■ Record extracts
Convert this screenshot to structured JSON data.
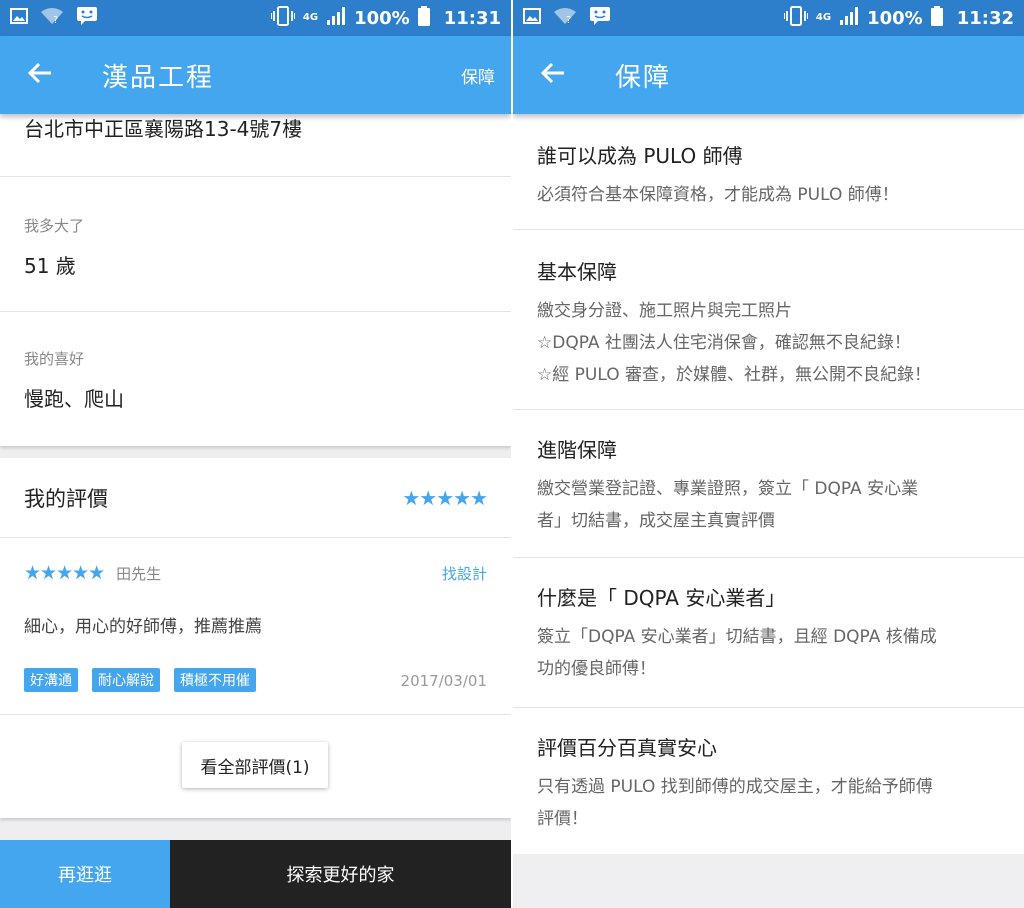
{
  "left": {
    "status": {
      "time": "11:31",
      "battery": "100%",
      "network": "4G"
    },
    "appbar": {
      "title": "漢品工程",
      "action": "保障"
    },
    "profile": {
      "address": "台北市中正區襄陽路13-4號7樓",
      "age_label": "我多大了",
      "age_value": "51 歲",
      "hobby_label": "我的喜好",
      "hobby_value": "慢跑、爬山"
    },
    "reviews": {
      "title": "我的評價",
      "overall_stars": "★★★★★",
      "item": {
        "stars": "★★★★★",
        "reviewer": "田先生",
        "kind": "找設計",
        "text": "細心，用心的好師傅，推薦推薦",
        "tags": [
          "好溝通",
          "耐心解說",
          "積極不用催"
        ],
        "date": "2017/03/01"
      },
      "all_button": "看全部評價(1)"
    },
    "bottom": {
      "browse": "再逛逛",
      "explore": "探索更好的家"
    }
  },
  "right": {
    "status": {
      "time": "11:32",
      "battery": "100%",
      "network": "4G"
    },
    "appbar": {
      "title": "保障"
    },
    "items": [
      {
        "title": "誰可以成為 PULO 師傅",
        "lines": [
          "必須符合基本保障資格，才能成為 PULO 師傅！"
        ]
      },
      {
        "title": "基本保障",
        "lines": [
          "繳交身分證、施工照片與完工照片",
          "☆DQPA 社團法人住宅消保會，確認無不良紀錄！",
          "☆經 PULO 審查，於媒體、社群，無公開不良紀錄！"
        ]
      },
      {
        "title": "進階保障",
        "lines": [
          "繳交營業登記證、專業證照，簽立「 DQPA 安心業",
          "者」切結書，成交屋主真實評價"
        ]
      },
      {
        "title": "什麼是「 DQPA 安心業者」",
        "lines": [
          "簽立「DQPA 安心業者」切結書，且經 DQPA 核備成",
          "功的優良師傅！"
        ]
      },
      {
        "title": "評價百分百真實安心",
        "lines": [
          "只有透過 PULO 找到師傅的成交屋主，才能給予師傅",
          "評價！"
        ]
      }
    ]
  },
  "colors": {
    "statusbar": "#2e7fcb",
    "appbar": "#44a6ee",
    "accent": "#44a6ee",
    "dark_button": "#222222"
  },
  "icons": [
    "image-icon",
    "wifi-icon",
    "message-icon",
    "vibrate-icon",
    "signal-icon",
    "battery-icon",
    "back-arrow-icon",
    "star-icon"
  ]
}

■ Directions
Quote the records in their entirety, keeping the wording exact and excluding pictures.

■ Full output
Convert this screenshot to structured JSON data.
{
  "left": {
    "status": {
      "time": "11:31",
      "battery": "100%",
      "network": "4G"
    },
    "appbar": {
      "title": "漢品工程",
      "action": "保障"
    },
    "profile": {
      "address": "台北市中正區襄陽路13-4號7樓",
      "age_label": "我多大了",
      "age_value": "51 歲",
      "hobby_label": "我的喜好",
      "hobby_value": "慢跑、爬山"
    },
    "reviews": {
      "title": "我的評價",
      "overall_stars": "★★★★★",
      "item": {
        "stars": "★★★★★",
        "reviewer": "田先生",
        "kind": "找設計",
        "text": "細心，用心的好師傅，推薦推薦",
        "tags": [
          "好溝通",
          "耐心解說",
          "積極不用催"
        ],
        "date": "2017/03/01"
      },
      "all_button": "看全部評價(1)"
    },
    "bottom": {
      "browse": "再逛逛",
      "explore": "探索更好的家"
    }
  },
  "right": {
    "status": {
      "time": "11:32",
      "battery": "100%",
      "network": "4G"
    },
    "appbar": {
      "title": "保障"
    },
    "items": [
      {
        "title": "誰可以成為 PULO 師傅",
        "lines": [
          "必須符合基本保障資格，才能成為 PULO 師傅！"
        ]
      },
      {
        "title": "基本保障",
        "lines": [
          "繳交身分證、施工照片與完工照片",
          "☆DQPA 社團法人住宅消保會，確認無不良紀錄！",
          "☆經 PULO 審查，於媒體、社群，無公開不良紀錄！"
        ]
      },
      {
        "title": "進階保障",
        "lines": [
          "繳交營業登記證、專業證照，簽立「 DQPA 安心業",
          "者」切結書，成交屋主真實評價"
        ]
      },
      {
        "title": "什麼是「 DQPA 安心業者」",
        "lines": [
          "簽立「DQPA 安心業者」切結書，且經 DQPA 核備成",
          "功的優良師傅！"
        ]
      },
      {
        "title": "評價百分百真實安心",
        "lines": [
          "只有透過 PULO 找到師傅的成交屋主，才能給予師傅",
          "評價！"
        ]
      }
    ]
  },
  "colors": {
    "statusbar": "#2e7fcb",
    "appbar": "#44a6ee",
    "accent": "#44a6ee",
    "dark_button": "#222222"
  },
  "icons": [
    "image-icon",
    "wifi-icon",
    "message-icon",
    "vibrate-icon",
    "signal-icon",
    "battery-icon",
    "back-arrow-icon",
    "star-icon"
  ]
}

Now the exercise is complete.